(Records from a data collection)
# # # #
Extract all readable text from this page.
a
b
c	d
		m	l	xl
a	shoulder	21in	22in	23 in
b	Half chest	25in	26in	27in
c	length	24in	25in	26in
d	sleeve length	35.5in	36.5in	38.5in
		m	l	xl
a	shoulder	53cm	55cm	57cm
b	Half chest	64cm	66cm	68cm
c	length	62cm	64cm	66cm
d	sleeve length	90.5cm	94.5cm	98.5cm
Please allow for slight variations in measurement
# # # #
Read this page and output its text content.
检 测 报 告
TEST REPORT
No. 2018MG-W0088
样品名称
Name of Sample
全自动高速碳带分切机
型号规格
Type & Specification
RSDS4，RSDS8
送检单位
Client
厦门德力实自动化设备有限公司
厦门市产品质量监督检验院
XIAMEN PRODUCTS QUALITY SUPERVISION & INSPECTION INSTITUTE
# # # #
* Task to carry out *
Scan the material and collect every line that contains "length".

* Output for this exercise *
c	length	24in	25in	26in
d	sleeve length	35.5in	36.5in	38.5in
c	length	62cm	64cm	66cm
d	sleeve length	90.5cm	94.5cm	98.5cm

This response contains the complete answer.